Task: Check each line of the records below and collect those that include the word "requires".

Record extracts:
* * * * *

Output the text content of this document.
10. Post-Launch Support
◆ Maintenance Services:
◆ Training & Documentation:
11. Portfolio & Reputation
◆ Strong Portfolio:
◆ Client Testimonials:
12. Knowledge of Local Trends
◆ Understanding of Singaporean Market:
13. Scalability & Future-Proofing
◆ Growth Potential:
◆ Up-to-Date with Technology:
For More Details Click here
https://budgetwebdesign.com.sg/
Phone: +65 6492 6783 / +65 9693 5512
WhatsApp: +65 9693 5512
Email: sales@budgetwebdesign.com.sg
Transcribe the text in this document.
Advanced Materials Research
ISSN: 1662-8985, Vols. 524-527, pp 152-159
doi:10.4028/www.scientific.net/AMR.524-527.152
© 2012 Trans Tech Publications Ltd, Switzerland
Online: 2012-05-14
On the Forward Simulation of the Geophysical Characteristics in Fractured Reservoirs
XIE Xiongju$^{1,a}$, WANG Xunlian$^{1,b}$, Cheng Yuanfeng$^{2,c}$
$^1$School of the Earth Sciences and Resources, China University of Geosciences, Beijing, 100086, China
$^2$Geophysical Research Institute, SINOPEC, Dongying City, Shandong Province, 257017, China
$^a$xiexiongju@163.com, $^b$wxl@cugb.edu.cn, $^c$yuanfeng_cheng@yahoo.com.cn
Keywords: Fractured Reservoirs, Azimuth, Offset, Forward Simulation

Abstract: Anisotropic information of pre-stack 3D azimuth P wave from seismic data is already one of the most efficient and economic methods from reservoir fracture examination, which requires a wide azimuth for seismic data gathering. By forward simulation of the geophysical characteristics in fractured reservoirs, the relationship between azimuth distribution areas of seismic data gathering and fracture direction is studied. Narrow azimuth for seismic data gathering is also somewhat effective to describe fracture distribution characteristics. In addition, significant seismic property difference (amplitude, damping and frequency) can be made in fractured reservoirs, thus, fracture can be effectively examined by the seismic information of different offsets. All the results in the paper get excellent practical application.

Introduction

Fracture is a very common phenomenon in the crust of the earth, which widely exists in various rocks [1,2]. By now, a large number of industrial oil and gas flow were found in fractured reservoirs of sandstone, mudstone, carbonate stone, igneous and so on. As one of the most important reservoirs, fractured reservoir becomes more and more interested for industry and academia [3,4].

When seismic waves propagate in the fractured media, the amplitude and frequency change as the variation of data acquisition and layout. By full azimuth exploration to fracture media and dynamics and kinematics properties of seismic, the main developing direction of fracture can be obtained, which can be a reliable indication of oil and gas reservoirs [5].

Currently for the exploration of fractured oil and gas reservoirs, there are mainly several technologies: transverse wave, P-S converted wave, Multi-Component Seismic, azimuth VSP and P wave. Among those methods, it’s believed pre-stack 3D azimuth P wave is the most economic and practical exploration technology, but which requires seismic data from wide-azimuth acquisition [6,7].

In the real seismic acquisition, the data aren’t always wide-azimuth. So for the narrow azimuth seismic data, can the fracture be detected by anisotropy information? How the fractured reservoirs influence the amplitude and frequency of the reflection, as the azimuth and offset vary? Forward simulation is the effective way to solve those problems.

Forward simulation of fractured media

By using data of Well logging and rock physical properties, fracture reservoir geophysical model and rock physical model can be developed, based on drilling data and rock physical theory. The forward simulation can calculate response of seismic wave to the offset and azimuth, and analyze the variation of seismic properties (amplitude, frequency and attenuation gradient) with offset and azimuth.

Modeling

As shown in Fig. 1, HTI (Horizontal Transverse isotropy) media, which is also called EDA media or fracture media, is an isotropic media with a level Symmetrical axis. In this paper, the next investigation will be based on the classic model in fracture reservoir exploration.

* * * * *

Solution for this task:
Abstract: Anisotropic information of pre-stack 3D azimuth P wave from seismic data is already one of the most efficient and economic methods from reservoir fracture examination, which requires a wide azimuth for seismic data gathering. By forward simulation of the geophysical characteristics in fractured reservoirs, the relationship between azimuth distribution areas of seismic data gathering and fracture direction is studied. Narrow azimuth for seismic data gathering is also somewhat effective to describe fracture distribution characteristics. In addition, significant seismic property difference (amplitude, damping and frequency) can be made in fractured reservoirs, thus, fracture can be effectively examined by the seismic information of different offsets. All the results in the paper get excellent practical application.
Currently for the exploration of fractured oil and gas reservoirs, there are mainly several technologies: transverse wave, P-S converted wave, Multi-Component Seismic, azimuth VSP and P wave. Among those methods, it’s believed pre-stack 3D azimuth P wave is the most economic and practical exploration technology, but which requires seismic data from wide-azimuth acquisition [6,7].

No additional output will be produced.